Start RECORD EXTRACTS

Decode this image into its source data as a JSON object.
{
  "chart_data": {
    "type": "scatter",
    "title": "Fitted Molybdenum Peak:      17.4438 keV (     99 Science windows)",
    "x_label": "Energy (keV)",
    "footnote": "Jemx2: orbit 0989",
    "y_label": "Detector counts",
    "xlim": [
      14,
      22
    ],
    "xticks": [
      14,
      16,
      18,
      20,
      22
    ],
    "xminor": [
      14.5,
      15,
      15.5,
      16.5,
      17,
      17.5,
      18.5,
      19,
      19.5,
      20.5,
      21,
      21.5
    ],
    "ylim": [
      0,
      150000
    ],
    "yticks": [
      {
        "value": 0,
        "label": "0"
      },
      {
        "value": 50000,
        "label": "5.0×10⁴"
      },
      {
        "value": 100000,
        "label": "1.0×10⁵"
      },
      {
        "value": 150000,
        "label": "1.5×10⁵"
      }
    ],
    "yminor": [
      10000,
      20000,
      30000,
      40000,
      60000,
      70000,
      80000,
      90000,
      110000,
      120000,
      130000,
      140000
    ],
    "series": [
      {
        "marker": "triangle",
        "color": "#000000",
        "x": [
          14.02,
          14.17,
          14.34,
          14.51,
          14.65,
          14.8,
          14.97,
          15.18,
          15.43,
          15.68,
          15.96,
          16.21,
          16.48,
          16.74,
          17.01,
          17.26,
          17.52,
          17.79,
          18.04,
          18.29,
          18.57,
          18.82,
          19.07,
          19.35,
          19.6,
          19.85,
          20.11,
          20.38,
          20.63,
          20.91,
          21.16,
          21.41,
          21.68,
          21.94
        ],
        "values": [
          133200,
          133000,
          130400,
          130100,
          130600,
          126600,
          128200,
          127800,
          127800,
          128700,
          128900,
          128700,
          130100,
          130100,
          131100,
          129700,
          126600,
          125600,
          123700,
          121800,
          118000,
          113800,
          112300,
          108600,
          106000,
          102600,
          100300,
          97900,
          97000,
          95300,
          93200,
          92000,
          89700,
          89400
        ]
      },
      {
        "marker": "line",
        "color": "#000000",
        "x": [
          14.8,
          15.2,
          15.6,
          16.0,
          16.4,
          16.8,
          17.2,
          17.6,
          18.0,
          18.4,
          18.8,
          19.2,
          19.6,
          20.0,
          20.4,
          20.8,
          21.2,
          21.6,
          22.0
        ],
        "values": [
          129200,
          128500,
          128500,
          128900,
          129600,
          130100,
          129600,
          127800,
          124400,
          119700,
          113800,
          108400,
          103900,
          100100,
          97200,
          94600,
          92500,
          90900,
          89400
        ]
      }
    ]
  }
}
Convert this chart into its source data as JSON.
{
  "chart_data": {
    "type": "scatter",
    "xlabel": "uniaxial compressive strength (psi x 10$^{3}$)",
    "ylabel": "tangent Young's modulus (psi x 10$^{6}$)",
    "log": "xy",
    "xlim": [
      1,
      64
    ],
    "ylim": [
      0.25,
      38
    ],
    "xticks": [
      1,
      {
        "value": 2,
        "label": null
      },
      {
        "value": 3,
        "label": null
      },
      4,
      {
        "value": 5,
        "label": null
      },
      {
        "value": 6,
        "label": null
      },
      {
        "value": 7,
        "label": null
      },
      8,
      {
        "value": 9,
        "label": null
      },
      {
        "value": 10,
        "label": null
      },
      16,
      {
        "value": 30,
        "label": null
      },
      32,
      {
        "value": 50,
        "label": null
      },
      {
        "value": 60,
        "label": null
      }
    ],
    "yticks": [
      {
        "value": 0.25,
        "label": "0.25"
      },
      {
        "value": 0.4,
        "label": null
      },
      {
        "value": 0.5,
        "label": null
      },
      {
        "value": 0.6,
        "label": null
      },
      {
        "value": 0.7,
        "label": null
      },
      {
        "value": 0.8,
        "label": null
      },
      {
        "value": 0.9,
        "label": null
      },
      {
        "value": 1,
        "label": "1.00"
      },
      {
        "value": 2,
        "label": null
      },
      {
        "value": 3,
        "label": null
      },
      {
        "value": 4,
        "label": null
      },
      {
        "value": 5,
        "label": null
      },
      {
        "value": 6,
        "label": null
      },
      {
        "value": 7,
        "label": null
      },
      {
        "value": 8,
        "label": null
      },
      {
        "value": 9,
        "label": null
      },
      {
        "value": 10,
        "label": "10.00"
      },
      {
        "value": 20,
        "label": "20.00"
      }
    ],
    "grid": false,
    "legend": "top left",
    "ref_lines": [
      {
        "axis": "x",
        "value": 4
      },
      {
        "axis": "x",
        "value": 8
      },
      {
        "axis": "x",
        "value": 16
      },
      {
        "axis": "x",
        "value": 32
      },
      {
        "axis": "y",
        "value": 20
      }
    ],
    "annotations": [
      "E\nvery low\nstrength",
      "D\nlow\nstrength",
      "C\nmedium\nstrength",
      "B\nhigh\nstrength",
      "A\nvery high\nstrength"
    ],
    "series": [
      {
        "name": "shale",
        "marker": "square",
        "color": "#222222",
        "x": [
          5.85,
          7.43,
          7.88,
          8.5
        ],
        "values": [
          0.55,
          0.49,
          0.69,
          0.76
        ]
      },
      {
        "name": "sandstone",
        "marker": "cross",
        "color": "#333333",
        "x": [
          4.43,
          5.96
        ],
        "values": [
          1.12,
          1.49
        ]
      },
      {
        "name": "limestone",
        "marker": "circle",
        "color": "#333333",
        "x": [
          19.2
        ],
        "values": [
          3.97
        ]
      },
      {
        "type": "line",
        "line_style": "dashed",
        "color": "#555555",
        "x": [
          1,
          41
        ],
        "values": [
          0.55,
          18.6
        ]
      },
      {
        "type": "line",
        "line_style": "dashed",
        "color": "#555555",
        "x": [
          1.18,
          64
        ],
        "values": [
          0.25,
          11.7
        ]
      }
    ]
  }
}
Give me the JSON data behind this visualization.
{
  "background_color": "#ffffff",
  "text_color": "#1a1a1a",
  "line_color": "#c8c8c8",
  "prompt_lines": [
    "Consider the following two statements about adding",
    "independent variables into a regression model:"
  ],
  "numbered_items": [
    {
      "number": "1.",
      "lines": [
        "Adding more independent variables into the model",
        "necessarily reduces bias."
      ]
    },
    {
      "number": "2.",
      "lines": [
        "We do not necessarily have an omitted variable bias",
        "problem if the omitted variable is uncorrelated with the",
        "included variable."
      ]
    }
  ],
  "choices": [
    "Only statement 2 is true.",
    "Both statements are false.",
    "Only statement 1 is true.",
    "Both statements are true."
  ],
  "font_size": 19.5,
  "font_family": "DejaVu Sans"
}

End RECORD EXTRACTS
Start RECORD EXTRACTS

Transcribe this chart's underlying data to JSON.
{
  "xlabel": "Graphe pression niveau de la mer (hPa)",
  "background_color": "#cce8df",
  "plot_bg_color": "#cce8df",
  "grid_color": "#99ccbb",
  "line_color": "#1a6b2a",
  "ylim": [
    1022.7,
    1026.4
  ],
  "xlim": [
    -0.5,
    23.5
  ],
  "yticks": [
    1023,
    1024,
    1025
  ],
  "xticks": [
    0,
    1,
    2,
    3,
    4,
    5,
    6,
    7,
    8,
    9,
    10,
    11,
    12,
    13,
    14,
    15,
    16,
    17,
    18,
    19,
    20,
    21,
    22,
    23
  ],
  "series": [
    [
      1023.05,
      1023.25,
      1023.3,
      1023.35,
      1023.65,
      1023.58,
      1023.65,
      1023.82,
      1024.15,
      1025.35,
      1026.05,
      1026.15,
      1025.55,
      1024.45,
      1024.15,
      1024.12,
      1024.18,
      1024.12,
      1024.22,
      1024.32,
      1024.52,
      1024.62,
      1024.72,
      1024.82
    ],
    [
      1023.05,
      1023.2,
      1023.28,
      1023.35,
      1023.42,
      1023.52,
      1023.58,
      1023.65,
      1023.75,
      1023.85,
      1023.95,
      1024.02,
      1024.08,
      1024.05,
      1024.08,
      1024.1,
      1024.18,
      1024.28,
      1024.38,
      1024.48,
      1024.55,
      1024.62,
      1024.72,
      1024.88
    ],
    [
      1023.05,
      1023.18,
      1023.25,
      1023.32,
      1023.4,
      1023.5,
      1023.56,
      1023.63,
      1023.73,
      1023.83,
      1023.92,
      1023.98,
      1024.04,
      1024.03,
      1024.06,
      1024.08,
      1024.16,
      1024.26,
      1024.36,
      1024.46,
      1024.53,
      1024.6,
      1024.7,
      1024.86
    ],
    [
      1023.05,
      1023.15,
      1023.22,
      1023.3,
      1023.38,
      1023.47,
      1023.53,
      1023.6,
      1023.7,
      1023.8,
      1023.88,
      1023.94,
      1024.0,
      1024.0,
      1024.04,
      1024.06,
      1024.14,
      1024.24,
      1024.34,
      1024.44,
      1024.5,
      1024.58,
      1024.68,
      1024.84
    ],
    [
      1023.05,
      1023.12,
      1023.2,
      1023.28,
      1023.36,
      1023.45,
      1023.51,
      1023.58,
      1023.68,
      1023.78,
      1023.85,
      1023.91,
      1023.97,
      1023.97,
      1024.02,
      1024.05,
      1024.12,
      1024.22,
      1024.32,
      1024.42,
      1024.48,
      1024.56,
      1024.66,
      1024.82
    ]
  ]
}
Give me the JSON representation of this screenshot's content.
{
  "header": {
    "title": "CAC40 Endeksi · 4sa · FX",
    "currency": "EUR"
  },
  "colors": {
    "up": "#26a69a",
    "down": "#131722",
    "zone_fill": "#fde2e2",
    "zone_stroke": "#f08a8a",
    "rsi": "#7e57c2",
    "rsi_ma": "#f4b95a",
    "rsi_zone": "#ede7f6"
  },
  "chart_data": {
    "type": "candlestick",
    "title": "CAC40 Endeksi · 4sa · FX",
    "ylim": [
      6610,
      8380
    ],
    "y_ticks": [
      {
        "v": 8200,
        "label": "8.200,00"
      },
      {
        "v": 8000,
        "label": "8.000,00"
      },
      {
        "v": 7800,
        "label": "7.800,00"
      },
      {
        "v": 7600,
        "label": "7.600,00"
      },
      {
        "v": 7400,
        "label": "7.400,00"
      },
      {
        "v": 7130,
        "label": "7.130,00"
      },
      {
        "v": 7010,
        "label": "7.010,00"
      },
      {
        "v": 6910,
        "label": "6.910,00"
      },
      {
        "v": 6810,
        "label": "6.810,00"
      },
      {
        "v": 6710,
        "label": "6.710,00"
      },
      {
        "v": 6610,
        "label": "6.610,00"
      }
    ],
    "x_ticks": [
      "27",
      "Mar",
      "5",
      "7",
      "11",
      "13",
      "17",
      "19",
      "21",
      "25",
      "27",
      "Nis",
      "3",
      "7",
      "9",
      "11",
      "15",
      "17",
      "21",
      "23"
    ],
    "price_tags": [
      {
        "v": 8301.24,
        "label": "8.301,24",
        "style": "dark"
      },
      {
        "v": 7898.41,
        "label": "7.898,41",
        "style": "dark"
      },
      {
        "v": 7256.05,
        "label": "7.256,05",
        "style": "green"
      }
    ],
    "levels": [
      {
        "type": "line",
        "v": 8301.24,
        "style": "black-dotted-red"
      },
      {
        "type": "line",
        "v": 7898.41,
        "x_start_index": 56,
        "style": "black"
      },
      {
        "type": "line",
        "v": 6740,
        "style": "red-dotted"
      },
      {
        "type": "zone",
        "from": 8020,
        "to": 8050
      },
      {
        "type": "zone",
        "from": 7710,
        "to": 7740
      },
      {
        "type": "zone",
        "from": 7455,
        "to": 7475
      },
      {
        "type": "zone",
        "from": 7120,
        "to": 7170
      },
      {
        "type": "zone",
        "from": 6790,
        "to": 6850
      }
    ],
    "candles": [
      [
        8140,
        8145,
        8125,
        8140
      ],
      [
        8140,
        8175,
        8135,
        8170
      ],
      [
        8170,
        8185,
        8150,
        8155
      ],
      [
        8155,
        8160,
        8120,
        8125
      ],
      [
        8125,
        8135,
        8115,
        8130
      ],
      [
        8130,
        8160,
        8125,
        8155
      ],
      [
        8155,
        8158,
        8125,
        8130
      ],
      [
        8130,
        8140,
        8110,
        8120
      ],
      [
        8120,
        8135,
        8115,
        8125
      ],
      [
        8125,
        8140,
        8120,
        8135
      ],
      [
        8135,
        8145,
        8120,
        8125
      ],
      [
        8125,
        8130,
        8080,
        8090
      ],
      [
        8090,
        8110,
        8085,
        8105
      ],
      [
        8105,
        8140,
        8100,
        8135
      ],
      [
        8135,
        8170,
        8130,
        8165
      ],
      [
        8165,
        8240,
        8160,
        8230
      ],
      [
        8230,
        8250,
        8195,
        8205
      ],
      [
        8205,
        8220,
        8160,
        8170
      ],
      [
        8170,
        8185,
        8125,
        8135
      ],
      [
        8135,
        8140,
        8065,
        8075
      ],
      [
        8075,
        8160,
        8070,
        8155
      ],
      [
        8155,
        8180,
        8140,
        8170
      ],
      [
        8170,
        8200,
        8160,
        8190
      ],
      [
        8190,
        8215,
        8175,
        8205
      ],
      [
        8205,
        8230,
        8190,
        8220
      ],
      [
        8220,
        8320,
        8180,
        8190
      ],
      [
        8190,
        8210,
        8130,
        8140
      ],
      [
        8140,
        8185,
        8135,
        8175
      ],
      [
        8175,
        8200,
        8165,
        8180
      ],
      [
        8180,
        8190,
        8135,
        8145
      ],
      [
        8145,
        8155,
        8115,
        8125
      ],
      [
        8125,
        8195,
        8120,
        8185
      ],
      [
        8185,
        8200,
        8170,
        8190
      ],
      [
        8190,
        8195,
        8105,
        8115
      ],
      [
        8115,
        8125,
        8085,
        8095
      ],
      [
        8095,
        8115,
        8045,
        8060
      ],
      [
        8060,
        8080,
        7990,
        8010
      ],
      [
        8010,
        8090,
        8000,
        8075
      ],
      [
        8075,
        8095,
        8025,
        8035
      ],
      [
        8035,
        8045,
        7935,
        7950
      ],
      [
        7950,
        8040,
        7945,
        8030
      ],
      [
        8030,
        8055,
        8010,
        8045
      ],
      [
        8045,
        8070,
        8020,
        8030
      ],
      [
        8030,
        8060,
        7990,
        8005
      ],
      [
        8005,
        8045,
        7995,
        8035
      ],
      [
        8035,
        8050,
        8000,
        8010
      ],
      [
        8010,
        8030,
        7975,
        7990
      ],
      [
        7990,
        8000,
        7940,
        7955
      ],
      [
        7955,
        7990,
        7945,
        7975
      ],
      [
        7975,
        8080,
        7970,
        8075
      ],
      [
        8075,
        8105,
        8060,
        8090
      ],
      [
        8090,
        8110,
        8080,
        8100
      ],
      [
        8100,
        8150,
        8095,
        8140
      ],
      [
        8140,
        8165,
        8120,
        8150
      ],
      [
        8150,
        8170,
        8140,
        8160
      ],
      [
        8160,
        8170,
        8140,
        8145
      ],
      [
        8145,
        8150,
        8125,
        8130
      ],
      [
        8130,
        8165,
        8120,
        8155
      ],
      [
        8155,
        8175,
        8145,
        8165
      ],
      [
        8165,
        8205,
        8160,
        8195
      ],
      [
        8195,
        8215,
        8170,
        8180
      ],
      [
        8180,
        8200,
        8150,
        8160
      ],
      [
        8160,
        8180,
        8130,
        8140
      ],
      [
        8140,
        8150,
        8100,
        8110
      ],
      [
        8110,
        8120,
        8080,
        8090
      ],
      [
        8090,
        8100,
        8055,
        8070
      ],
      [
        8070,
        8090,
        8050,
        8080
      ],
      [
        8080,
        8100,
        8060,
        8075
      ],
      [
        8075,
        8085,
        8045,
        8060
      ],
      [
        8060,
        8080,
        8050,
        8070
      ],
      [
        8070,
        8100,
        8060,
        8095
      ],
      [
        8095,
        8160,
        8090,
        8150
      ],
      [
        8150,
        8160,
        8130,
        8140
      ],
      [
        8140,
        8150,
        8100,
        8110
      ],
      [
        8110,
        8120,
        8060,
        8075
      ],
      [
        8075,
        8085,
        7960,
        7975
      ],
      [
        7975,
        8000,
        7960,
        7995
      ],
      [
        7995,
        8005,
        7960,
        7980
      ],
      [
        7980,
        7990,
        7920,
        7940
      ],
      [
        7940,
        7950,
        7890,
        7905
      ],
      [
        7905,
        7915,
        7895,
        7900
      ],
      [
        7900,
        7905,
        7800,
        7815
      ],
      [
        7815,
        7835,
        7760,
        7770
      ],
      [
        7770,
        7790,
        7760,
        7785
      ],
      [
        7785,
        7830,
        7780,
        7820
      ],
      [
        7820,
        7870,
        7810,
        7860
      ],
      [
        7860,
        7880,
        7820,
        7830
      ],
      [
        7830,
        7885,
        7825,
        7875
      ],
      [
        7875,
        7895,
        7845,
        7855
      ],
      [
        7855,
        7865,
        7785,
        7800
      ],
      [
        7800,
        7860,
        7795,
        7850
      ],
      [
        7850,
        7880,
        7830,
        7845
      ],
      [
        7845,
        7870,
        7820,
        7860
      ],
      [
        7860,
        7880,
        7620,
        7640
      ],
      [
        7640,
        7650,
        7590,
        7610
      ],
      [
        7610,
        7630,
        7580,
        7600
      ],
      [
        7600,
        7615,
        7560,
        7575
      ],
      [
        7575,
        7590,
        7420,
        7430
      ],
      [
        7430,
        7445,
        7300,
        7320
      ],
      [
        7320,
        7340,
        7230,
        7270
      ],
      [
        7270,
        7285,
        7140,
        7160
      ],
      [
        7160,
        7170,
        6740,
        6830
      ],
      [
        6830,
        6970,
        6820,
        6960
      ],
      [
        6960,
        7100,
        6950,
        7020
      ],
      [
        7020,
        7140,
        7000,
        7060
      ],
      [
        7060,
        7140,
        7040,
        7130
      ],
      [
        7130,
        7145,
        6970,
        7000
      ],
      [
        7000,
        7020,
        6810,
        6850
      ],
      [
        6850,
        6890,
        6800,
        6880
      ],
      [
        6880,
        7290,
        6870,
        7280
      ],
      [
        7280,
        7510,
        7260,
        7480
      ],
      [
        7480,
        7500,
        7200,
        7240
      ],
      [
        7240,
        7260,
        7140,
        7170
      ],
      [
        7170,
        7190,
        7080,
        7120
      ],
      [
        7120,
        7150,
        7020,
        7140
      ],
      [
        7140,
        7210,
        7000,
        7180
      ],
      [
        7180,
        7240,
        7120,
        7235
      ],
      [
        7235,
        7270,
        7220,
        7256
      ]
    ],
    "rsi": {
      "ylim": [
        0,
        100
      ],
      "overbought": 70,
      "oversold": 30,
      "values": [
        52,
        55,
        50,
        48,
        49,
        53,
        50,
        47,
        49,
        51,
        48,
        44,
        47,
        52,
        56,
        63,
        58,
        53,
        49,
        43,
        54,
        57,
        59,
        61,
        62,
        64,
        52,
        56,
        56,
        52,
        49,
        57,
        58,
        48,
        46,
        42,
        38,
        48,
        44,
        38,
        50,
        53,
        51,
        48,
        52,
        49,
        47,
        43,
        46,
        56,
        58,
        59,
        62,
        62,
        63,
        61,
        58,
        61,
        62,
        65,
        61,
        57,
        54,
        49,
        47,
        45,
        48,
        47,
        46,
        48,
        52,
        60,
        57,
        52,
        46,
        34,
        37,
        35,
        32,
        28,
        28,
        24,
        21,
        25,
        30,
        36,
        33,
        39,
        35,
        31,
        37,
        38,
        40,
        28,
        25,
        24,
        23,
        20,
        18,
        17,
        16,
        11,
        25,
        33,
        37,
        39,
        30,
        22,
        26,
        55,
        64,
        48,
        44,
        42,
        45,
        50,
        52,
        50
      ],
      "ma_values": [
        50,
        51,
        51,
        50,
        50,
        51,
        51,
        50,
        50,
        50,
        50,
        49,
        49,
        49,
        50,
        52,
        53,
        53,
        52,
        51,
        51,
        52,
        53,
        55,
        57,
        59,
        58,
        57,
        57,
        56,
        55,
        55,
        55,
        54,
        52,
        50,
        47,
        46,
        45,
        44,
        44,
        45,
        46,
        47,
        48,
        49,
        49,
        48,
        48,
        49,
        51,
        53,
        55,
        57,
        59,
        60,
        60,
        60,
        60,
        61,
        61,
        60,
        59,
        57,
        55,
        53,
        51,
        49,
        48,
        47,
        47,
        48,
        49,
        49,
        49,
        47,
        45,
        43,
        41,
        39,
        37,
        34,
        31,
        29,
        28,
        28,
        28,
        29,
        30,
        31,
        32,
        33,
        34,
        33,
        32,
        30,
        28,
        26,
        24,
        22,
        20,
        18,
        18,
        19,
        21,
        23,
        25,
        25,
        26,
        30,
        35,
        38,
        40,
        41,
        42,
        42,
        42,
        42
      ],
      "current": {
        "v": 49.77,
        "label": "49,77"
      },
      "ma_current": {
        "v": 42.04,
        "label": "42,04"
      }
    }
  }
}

End RECORD EXTRACTS

** EXERCISE AIM **
Show each line holding the word "independent".

** COMPLETE OUTPUT **
    "independent variables into a regression model:"
        "Adding more independent variables into the model",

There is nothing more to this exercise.